◆ **Given problem**
Note each line that includes the word "type". Copy those lines.

◆ **Materials provided**
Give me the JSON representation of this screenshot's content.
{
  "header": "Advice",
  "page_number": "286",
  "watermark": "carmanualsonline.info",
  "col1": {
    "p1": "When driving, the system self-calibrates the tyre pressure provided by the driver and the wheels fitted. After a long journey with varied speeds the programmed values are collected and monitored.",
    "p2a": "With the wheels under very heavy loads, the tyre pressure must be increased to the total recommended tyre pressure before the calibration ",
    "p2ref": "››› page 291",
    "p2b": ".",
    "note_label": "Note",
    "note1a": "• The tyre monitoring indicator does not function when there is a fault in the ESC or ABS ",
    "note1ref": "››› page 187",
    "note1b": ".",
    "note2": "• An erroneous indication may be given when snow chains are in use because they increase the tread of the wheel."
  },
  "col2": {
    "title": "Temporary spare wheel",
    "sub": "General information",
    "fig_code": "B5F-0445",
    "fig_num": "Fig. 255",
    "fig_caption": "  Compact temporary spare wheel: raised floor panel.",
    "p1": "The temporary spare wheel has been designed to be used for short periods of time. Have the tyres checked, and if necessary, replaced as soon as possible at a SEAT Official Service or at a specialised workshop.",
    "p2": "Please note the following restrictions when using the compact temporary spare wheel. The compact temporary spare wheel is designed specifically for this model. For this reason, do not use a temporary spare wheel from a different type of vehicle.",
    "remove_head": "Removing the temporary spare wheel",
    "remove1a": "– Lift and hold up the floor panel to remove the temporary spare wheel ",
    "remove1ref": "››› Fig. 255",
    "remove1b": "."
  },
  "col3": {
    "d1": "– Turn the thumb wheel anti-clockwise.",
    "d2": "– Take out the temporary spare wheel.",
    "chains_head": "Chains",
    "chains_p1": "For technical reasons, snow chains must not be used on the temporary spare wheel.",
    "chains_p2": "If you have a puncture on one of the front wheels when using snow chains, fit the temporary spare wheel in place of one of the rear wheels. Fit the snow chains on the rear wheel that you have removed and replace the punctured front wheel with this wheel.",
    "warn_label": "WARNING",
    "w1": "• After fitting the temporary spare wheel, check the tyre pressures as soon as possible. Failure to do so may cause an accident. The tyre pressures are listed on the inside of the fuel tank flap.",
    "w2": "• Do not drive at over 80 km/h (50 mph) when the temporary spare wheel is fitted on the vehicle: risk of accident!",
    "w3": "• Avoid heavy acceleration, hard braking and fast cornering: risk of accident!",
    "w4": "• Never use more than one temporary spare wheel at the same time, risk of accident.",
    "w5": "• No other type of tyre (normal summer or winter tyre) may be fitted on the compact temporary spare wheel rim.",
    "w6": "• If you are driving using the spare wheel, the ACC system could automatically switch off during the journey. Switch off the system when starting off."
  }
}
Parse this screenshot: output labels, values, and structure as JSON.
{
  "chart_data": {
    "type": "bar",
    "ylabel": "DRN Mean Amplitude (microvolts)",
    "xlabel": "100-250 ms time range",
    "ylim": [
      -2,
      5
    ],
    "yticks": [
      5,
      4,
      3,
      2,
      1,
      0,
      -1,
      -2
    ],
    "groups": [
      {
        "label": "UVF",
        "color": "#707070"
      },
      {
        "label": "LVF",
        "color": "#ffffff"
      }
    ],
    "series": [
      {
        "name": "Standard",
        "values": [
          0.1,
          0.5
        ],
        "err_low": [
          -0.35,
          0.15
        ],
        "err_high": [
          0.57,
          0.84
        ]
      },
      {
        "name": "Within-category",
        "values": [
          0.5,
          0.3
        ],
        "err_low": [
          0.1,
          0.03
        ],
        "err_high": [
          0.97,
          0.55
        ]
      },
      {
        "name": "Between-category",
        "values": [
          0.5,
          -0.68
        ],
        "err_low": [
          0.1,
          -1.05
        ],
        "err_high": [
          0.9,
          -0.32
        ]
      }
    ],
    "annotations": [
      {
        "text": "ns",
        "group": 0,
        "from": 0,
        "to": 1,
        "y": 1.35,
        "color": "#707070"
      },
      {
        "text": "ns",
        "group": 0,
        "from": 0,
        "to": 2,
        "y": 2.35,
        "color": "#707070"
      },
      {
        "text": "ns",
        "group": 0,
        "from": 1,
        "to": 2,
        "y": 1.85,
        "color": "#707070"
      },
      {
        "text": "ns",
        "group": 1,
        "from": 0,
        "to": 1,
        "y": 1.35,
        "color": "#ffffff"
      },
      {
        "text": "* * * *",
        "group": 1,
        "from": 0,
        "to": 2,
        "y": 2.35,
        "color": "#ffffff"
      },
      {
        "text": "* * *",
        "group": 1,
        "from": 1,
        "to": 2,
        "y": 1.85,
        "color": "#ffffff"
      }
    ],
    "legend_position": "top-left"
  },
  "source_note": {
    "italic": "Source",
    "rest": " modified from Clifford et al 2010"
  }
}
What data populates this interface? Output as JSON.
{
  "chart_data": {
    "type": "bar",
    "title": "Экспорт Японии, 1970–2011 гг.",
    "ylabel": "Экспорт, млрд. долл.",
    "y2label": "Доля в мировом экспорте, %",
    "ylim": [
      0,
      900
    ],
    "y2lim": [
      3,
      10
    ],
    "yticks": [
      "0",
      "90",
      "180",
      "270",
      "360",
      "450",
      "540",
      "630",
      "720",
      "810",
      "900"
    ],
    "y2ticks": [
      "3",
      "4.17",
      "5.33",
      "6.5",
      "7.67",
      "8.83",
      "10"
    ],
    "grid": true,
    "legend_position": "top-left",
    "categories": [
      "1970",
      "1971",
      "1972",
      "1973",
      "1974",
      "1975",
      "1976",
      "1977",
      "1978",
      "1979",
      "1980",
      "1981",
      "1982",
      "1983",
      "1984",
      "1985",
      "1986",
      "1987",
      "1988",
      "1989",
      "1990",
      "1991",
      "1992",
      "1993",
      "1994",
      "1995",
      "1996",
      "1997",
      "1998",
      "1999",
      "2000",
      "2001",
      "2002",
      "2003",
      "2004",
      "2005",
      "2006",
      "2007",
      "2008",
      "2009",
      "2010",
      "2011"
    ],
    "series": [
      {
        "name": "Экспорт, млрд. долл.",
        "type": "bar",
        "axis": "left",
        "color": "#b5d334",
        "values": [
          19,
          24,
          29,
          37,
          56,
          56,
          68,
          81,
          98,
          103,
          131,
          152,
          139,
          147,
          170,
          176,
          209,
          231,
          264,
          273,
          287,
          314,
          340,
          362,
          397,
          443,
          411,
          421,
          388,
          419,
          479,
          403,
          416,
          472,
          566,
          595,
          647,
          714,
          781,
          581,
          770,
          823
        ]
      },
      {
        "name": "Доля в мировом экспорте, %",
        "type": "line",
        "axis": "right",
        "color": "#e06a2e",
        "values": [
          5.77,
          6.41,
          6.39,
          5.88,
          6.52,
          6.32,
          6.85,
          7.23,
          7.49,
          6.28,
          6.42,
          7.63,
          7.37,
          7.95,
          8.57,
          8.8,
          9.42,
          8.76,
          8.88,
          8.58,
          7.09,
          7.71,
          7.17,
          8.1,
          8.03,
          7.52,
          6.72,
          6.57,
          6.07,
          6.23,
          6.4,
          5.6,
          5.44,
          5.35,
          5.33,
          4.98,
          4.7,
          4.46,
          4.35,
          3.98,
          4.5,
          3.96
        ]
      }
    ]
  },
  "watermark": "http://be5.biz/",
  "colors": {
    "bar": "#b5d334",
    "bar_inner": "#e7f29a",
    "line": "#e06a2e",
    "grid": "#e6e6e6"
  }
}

◆ **Complete response**
    "p2": "Please note the following restrictions when using the compact temporary spare wheel. The compact temporary spare wheel is designed specifically for this model. For this reason, do not use a temporary spare wheel from a different type of vehicle.",
    "w5": "• No other type of tyre (normal summer or winter tyre) may be fitted on the compact temporary spare wheel rim.",
    "type": "bar",
    "type": "bar",
        "type": "bar",
        "type": "line",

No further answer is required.